**Requirement**
Retype the full set of data, character for character.

[Saved data entries]
╭──

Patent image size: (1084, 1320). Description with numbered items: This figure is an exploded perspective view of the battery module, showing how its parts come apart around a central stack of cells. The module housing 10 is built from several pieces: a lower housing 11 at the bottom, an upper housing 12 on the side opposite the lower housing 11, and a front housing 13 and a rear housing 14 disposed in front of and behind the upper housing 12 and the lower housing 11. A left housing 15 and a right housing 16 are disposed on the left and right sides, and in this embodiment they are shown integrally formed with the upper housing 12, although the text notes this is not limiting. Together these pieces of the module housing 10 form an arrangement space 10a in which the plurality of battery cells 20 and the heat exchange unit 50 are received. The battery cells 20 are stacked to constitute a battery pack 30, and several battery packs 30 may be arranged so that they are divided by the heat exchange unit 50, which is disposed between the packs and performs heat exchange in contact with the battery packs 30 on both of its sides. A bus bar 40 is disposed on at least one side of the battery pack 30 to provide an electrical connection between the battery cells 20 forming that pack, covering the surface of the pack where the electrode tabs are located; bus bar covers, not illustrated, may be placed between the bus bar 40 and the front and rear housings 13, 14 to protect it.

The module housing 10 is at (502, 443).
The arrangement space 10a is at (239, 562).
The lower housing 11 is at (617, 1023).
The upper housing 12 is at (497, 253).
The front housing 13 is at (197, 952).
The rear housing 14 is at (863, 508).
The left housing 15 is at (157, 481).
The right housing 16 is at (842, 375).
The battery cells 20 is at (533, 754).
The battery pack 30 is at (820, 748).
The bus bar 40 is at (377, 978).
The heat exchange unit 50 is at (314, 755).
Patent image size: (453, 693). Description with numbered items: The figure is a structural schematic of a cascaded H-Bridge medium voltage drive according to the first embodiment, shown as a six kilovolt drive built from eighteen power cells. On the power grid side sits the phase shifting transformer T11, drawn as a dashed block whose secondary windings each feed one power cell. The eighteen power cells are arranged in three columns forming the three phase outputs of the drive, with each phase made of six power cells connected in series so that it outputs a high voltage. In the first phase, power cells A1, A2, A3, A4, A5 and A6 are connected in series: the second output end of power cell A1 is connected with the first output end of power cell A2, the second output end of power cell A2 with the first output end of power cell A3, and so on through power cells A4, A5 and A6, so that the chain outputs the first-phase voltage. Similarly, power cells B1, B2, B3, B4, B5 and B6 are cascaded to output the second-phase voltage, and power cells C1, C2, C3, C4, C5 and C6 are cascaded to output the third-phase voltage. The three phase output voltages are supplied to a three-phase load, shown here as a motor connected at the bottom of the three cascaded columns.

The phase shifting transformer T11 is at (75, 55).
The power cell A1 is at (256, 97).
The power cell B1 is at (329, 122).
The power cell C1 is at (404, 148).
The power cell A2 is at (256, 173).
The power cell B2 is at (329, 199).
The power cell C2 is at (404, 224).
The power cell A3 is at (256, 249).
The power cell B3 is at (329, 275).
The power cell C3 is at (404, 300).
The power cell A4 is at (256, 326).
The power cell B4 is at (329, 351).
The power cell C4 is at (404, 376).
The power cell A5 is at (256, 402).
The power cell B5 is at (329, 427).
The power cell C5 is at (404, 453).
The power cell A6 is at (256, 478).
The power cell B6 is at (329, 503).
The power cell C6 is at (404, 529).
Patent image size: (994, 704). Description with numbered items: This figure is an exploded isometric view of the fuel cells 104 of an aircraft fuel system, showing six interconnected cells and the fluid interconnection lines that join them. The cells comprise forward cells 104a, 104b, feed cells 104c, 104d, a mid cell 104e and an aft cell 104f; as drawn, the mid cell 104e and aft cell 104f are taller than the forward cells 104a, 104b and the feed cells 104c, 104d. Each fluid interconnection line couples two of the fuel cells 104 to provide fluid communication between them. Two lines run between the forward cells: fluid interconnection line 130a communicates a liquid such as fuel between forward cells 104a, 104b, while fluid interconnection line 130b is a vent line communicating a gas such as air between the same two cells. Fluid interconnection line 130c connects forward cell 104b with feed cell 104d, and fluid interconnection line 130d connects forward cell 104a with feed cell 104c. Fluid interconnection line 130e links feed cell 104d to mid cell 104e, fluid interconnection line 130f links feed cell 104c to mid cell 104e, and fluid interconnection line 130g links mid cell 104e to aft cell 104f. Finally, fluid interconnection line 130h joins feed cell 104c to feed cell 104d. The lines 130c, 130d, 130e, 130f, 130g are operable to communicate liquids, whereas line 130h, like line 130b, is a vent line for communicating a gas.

╰──

**Response for this exercise**
Patent image size: (1084, 1320). Description with numbered items: This figure is an exploded perspective view of the battery module, showing how its parts come apart around a central stack of cells. The module housing 10 is built from several pieces: a lower housing 11 at the bottom, an upper housing 12 on the side opposite the lower housing 11, and a front housing 13 and a rear housing 14 disposed in front of and behind the upper housing 12 and the lower housing 11. A left housing 15 and a right housing 16 are disposed on the left and right sides, and in this embodiment they are shown integrally formed with the upper housing 12, although the text notes this is not limiting. Together these pieces of the module housing 10 form an arrangement space 10a in which the plurality of battery cells 20 and the heat exchange unit 50 are received. The battery cells 20 are stacked to constitute a battery pack 30, and several battery packs 30 may be arranged so that they are divided by the heat exchange unit 50, which is disposed between the packs and performs heat exchange in contact with the battery packs 30 on both of its sides. A bus bar 40 is disposed on at least one side of the battery pack 30 to provide an electrical connection between the battery cells 20 forming that pack, covering the surface of the pack where the electrode tabs are located; bus bar covers, not illustrated, may be placed between the bus bar 40 and the front and rear housings 13, 14 to protect it.

The module housing 10 is at (502, 443).
The arrangement space 10a is at (239, 562).
The lower housing 11 is at (617, 1023).
The upper housing 12 is at (497, 253).
The front housing 13 is at (197, 952).
The rear housing 14 is at (863, 508).
The left housing 15 is at (157, 481).
The right housing 16 is at (842, 375).
The battery cells 20 is at (533, 754).
The battery pack 30 is at (820, 748).
The bus bar 40 is at (377, 978).
The heat exchange unit 50 is at (314, 755).
Patent image size: (453, 693). Description with numbered items: The figure is a structural schematic of a cascaded H-Bridge medium voltage drive according to the first embodiment, shown as a six kilovolt drive built from eighteen power cells. On the power grid side sits the phase shifting transformer T11, drawn as a dashed block whose secondary windings each feed one power cell. The eighteen power cells are arranged in three columns forming the three phase outputs of the drive, with each phase made of six power cells connected in series so that it outputs a high voltage. In the first phase, power cells A1, A2, A3, A4, A5 and A6 are connected in series: the second output end of power cell A1 is connected with the first output end of power cell A2, the second output end of power cell A2 with the first output end of power cell A3, and so on through power cells A4, A5 and A6, so that the chain outputs the first-phase voltage. Similarly, power cells B1, B2, B3, B4, B5 and B6 are cascaded to output the second-phase voltage, and power cells C1, C2, C3, C4, C5 and C6 are cascaded to output the third-phase voltage. The three phase output voltages are supplied to a three-phase load, shown here as a motor connected at the bottom of the three cascaded columns.

The phase shifting transformer T11 is at (75, 55).
The power cell A1 is at (256, 97).
The power cell B1 is at (329, 122).
The power cell C1 is at (404, 148).
The power cell A2 is at (256, 173).
The power cell B2 is at (329, 199).
The power cell C2 is at (404, 224).
The power cell A3 is at (256, 249).
The power cell B3 is at (329, 275).
The power cell C3 is at (404, 300).
The power cell A4 is at (256, 326).
The power cell B4 is at (329, 351).
The power cell C4 is at (404, 376).
The power cell A5 is at (256, 402).
The power cell B5 is at (329, 427).
The power cell C5 is at (404, 453).
The power cell A6 is at (256, 478).
The power cell B6 is at (329, 503).
The power cell C6 is at (404, 529).
Patent image size: (994, 704). Description with numbered items: This figure is an exploded isometric view of the fuel cells 104 of an aircraft fuel system, showing six interconnected cells and the fluid interconnection lines that join them. The cells comprise forward cells 104a, 104b, feed cells 104c, 104d, a mid cell 104e and an aft cell 104f; as drawn, the mid cell 104e and aft cell 104f are taller than the forward cells 104a, 104b and the feed cells 104c, 104d. Each fluid interconnection line couples two of the fuel cells 104 to provide fluid communication between them. Two lines run between the forward cells: fluid interconnection line 130a communicates a liquid such as fuel between forward cells 104a, 104b, while fluid interconnection line 130b is a vent line communicating a gas such as air between the same two cells. Fluid interconnection line 130c connects forward cell 104b with feed cell 104d, and fluid interconnection line 130d connects forward cell 104a with feed cell 104c. Fluid interconnection line 130e links feed cell 104d to mid cell 104e, fluid interconnection line 130f links feed cell 104c to mid cell 104e, and fluid interconnection line 130g links mid cell 104e to aft cell 104f. Finally, fluid interconnection line 130h joins feed cell 104c to feed cell 104d. The lines 130c, 130d, 130e, 130f, 130g are operable to communicate liquids, whereas line 130h, like line 130b, is a vent line for communicating a gas.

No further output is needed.